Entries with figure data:
☆ ☆ ☆ ☆

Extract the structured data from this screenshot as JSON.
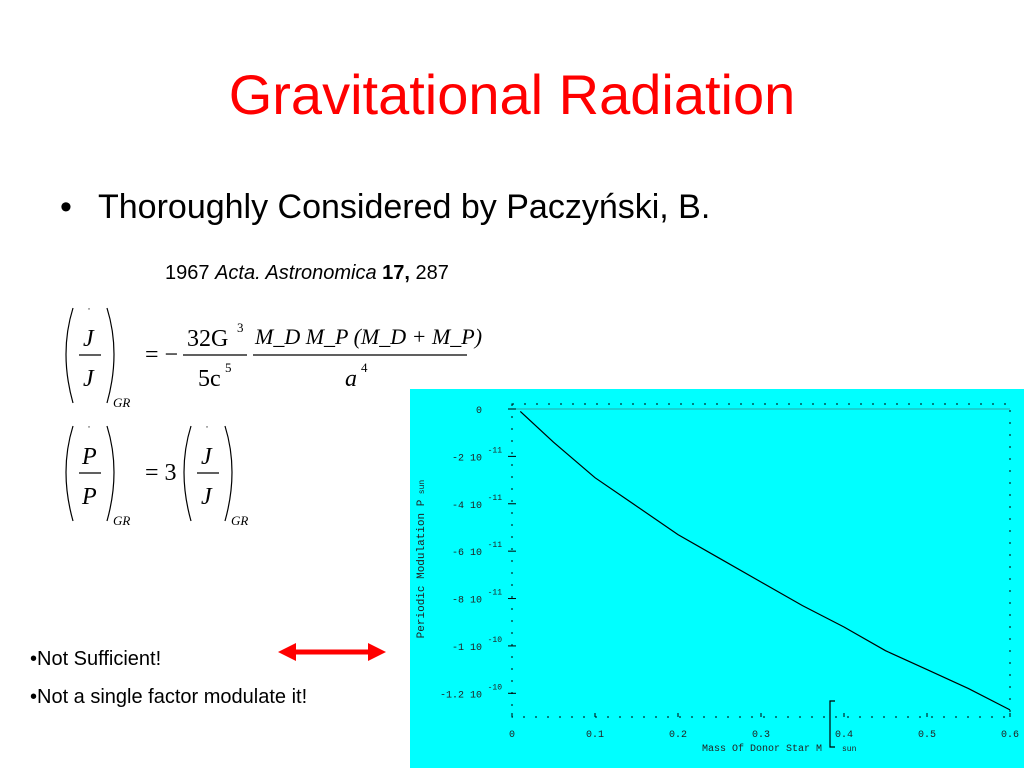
{
  "slide": {
    "title": "Gravitational Radiation",
    "bullet_main": "Thoroughly Considered by Paczyński, B.",
    "citation": {
      "year": "1967",
      "journal": "Acta. Astronomica",
      "volume": "17,",
      "page": "287"
    },
    "bullets_small": [
      "•Not Sufficient!",
      "•Not a single factor modulate it!"
    ]
  },
  "formulas": {
    "eq1": {
      "lhs_num": "J",
      "lhs_den": "J",
      "lhs_sub": "GR",
      "equals": "= −",
      "coef_num": "32G",
      "coef_num_exp": "3",
      "coef_den": "5c",
      "coef_den_exp": "5",
      "rhs_num": "M_D M_P (M_D + M_P)",
      "rhs_den": "a",
      "rhs_den_exp": "4"
    },
    "eq2": {
      "lhs_num": "P",
      "lhs_den": "P",
      "lhs_sub": "GR",
      "equals": "= 3",
      "rhs_num": "J",
      "rhs_den": "J",
      "rhs_sub": "GR"
    }
  },
  "colors": {
    "title": "#ff0000",
    "arrow": "#ff0000",
    "chart_background": "#00ffff"
  },
  "chart_data": {
    "type": "line",
    "xlabel": "Mass  Of  Donor  Star  M",
    "xlabel_sub": "sun",
    "ylabel": "Periodic Modulation  P",
    "ylabel_sub": "sun",
    "xlim": [
      0,
      0.6
    ],
    "ylim": [
      -1.3e-10,
      0
    ],
    "x_ticks": [
      "0",
      "0.1",
      "0.2",
      "0.3",
      "0.4",
      "0.5",
      "0.6"
    ],
    "y_ticks": [
      {
        "value": 0,
        "label": "0"
      },
      {
        "value": -2e-11,
        "label": "-2 10",
        "exp": "-11"
      },
      {
        "value": -4e-11,
        "label": "-4 10",
        "exp": "-11"
      },
      {
        "value": -6e-11,
        "label": "-6 10",
        "exp": "-11"
      },
      {
        "value": -8e-11,
        "label": "-8 10",
        "exp": "-11"
      },
      {
        "value": -1e-10,
        "label": "-1 10",
        "exp": "-10"
      },
      {
        "value": -1.2e-10,
        "label": "-1.2 10",
        "exp": "-10"
      }
    ],
    "grid": false,
    "series": [
      {
        "x": [
          0.01,
          0.05,
          0.1,
          0.15,
          0.2,
          0.25,
          0.3,
          0.35,
          0.4,
          0.45,
          0.5,
          0.55,
          0.6
        ],
        "y": [
          -1e-12,
          -1.4e-11,
          -2.9e-11,
          -4.1e-11,
          -5.3e-11,
          -6.3e-11,
          -7.3e-11,
          -8.3e-11,
          -9.2e-11,
          -1.02e-10,
          -1.1e-10,
          -1.18e-10,
          -1.27e-10
        ]
      }
    ]
  }
}
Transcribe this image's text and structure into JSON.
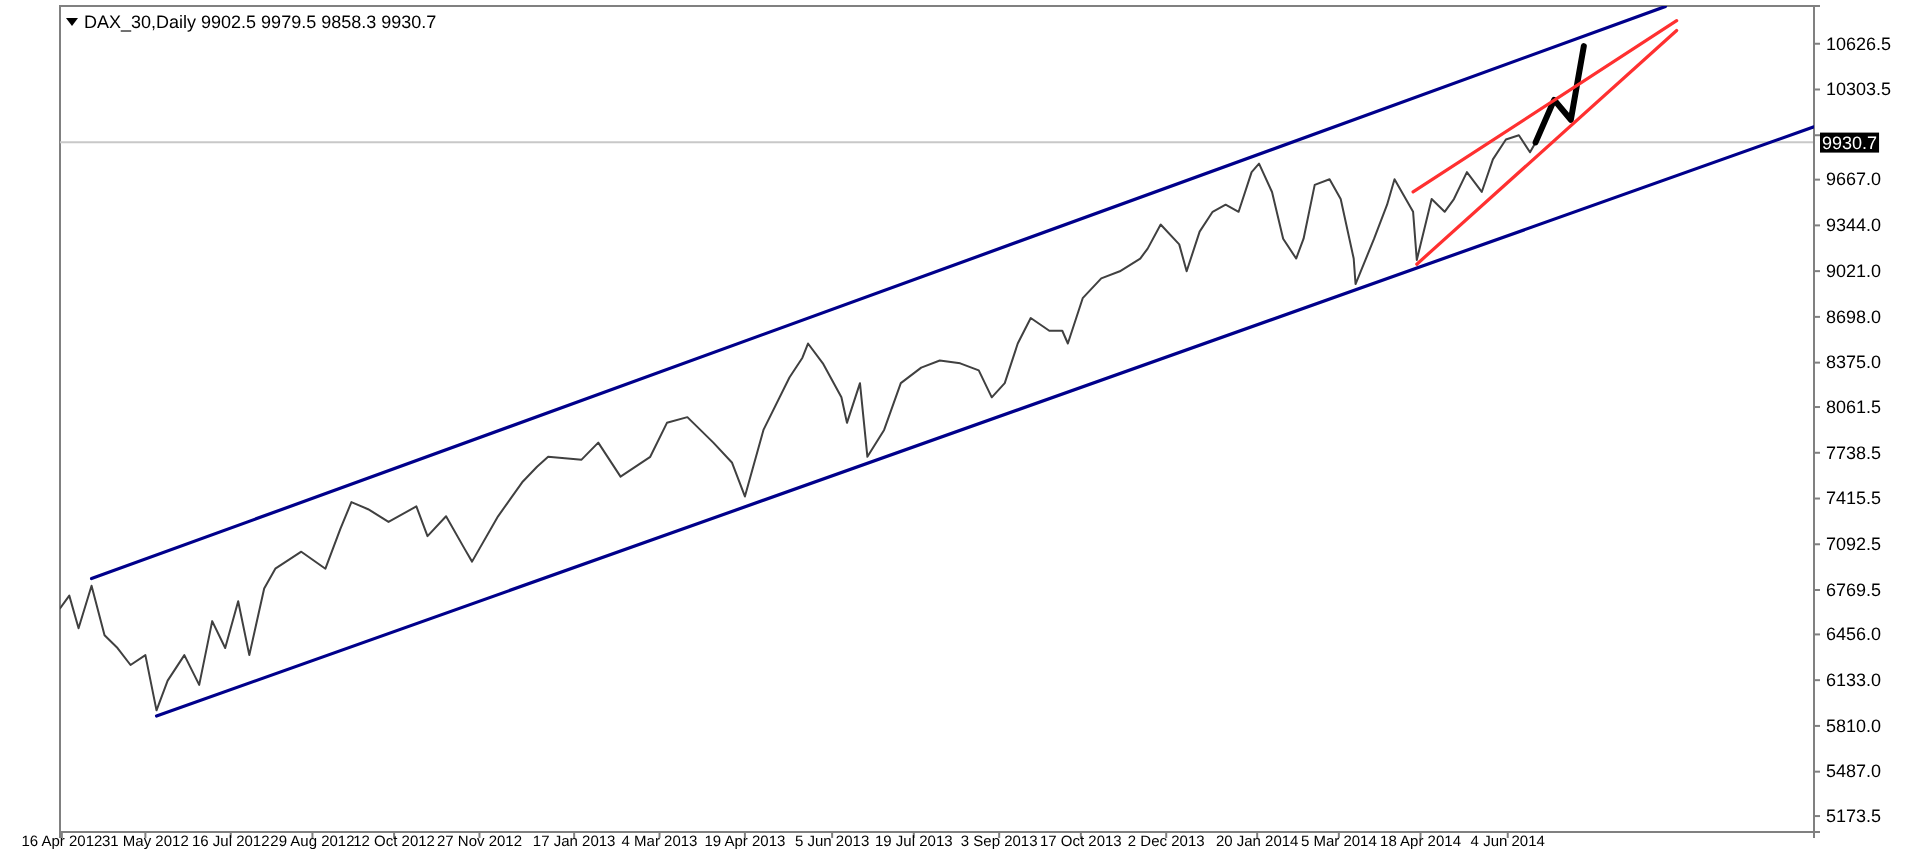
{
  "chart_data": {
    "type": "line",
    "title": "DAX_30,Daily  9902.5 9979.5 9858.3 9930.7",
    "xlim": [
      "2012-04-15",
      "2014-11-16"
    ],
    "ylim": [
      5061,
      10893
    ],
    "xticks": [
      {
        "value": "2012-04-16",
        "label": "16 Apr 2012"
      },
      {
        "value": "2012-05-31",
        "label": "31 May 2012"
      },
      {
        "value": "2012-07-16",
        "label": "16 Jul 2012"
      },
      {
        "value": "2012-08-29",
        "label": "29 Aug 2012"
      },
      {
        "value": "2012-10-12",
        "label": "12 Oct 2012"
      },
      {
        "value": "2012-11-27",
        "label": "27 Nov 2012"
      },
      {
        "value": "2013-01-17",
        "label": "17 Jan 2013"
      },
      {
        "value": "2013-03-04",
        "label": "4 Mar 2013"
      },
      {
        "value": "2013-04-19",
        "label": "19 Apr 2013"
      },
      {
        "value": "2013-06-05",
        "label": "5 Jun 2013"
      },
      {
        "value": "2013-07-19",
        "label": "19 Jul 2013"
      },
      {
        "value": "2013-09-03",
        "label": "3 Sep 2013"
      },
      {
        "value": "2013-10-17",
        "label": "17 Oct 2013"
      },
      {
        "value": "2013-12-02",
        "label": "2 Dec 2013"
      },
      {
        "value": "2014-01-20",
        "label": "20 Jan 2014"
      },
      {
        "value": "2014-03-05",
        "label": "5 Mar 2014"
      },
      {
        "value": "2014-04-18",
        "label": "18 Apr 2014"
      },
      {
        "value": "2014-06-04",
        "label": "4 Jun 2014"
      }
    ],
    "yticks": [
      {
        "value": 5173.5,
        "label": "5173.5"
      },
      {
        "value": 5487,
        "label": "5487.0"
      },
      {
        "value": 5810,
        "label": "5810.0"
      },
      {
        "value": 6133,
        "label": "6133.0"
      },
      {
        "value": 6456,
        "label": "6456.0"
      },
      {
        "value": 6769.5,
        "label": "6769.5"
      },
      {
        "value": 7092.5,
        "label": "7092.5"
      },
      {
        "value": 7415.5,
        "label": "7415.5"
      },
      {
        "value": 7738.5,
        "label": "7738.5"
      },
      {
        "value": 8061.5,
        "label": "8061.5"
      },
      {
        "value": 8375,
        "label": "8375.0"
      },
      {
        "value": 8698,
        "label": "8698.0"
      },
      {
        "value": 9021,
        "label": "9021.0"
      },
      {
        "value": 9344,
        "label": "9344.0"
      },
      {
        "value": 9667,
        "label": "9667.0"
      },
      {
        "value": 9980.5,
        "label": null
      },
      {
        "value": 10303.5,
        "label": "10303.5"
      },
      {
        "value": 10626.5,
        "label": "10626.5"
      }
    ],
    "ref_lines": [
      {
        "axis": "y",
        "value": 9930.7,
        "label": "9930.7",
        "color": "#c8c8c8"
      }
    ],
    "grid": false,
    "marker": "none",
    "series": [
      {
        "color": "#404040",
        "x": [
          "2012-04-15",
          "2012-04-20",
          "2012-04-25",
          "2012-05-02",
          "2012-05-09",
          "2012-05-16",
          "2012-05-23",
          "2012-05-31",
          "2012-06-06",
          "2012-06-12",
          "2012-06-21",
          "2012-06-29",
          "2012-07-06",
          "2012-07-13",
          "2012-07-20",
          "2012-07-26",
          "2012-08-03",
          "2012-08-09",
          "2012-08-23",
          "2012-09-05",
          "2012-09-13",
          "2012-09-19",
          "2012-09-28",
          "2012-10-09",
          "2012-10-24",
          "2012-10-30",
          "2012-11-09",
          "2012-11-19",
          "2012-11-23",
          "2012-12-07",
          "2012-12-20",
          "2012-12-28",
          "2013-01-03",
          "2013-01-21",
          "2013-01-30",
          "2013-02-11",
          "2013-02-27",
          "2013-03-08",
          "2013-03-19",
          "2013-04-02",
          "2013-04-12",
          "2013-04-19",
          "2013-04-29",
          "2013-05-13",
          "2013-05-20",
          "2013-05-23",
          "2013-05-31",
          "2013-06-10",
          "2013-06-13",
          "2013-06-20",
          "2013-06-24",
          "2013-07-03",
          "2013-07-12",
          "2013-07-23",
          "2013-08-02",
          "2013-08-13",
          "2013-08-23",
          "2013-08-30",
          "2013-09-06",
          "2013-09-13",
          "2013-09-20",
          "2013-09-30",
          "2013-10-07",
          "2013-10-10",
          "2013-10-18",
          "2013-10-28",
          "2013-11-07",
          "2013-11-18",
          "2013-11-22",
          "2013-11-29",
          "2013-12-09",
          "2013-12-13",
          "2013-12-20",
          "2013-12-27",
          "2014-01-03",
          "2014-01-10",
          "2014-01-17",
          "2014-01-21",
          "2014-01-28",
          "2014-02-03",
          "2014-02-10",
          "2014-02-14",
          "2014-02-20",
          "2014-02-28",
          "2014-03-06",
          "2014-03-13",
          "2014-03-14",
          "2014-03-24",
          "2014-03-31",
          "2014-04-04",
          "2014-04-14",
          "2014-04-16",
          "2014-04-24",
          "2014-05-01",
          "2014-05-06",
          "2014-05-13",
          "2014-05-21",
          "2014-05-27",
          "2014-06-03",
          "2014-06-10",
          "2014-06-16",
          "2014-06-19"
        ],
        "values": [
          6640,
          6730,
          6500,
          6800,
          6450,
          6360,
          6240,
          6310,
          5920,
          6130,
          6310,
          6100,
          6550,
          6360,
          6690,
          6310,
          6780,
          6920,
          7040,
          6920,
          7200,
          7390,
          7340,
          7250,
          7360,
          7150,
          7290,
          7060,
          6970,
          7290,
          7530,
          7640,
          7710,
          7690,
          7810,
          7570,
          7710,
          7950,
          7990,
          7810,
          7670,
          7430,
          7900,
          8270,
          8410,
          8510,
          8370,
          8130,
          7950,
          8230,
          7710,
          7900,
          8230,
          8340,
          8390,
          8370,
          8320,
          8130,
          8230,
          8510,
          8690,
          8600,
          8600,
          8510,
          8830,
          8970,
          9020,
          9110,
          9180,
          9350,
          9210,
          9020,
          9300,
          9440,
          9490,
          9440,
          9720,
          9780,
          9580,
          9250,
          9110,
          9250,
          9630,
          9670,
          9530,
          9110,
          8930,
          9250,
          9490,
          9670,
          9440,
          9100,
          9530,
          9440,
          9530,
          9720,
          9580,
          9810,
          9950,
          9980,
          9860,
          9930
        ]
      },
      {
        "color": "#000000",
        "x": [
          "2014-06-19",
          "2014-06-29",
          "2014-07-08",
          "2014-07-15"
        ],
        "values": [
          9930,
          10230,
          10090,
          10610
        ]
      },
      {
        "color": "#00008b",
        "x": [
          "2012-05-02",
          "2014-08-28"
        ],
        "values": [
          6850,
          10890
        ]
      },
      {
        "color": "#00008b",
        "x": [
          "2012-06-06",
          "2014-11-16"
        ],
        "values": [
          5880,
          10040
        ]
      },
      {
        "color": "#ff3030",
        "x": [
          "2014-04-14",
          "2014-09-03"
        ],
        "values": [
          9580,
          10790
        ]
      },
      {
        "color": "#ff3030",
        "x": [
          "2014-04-16",
          "2014-09-03"
        ],
        "values": [
          9070,
          10720
        ]
      }
    ]
  }
}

☆ ☆ ☆ ☆

WHAT YOU WILL DO: Collect each line of the entries that has the word "this", copying it in full.

EXERCISE ANSWER:
Extract the structured data from this screenshot as JSON.
Transcribe this image's text and structure into JSON.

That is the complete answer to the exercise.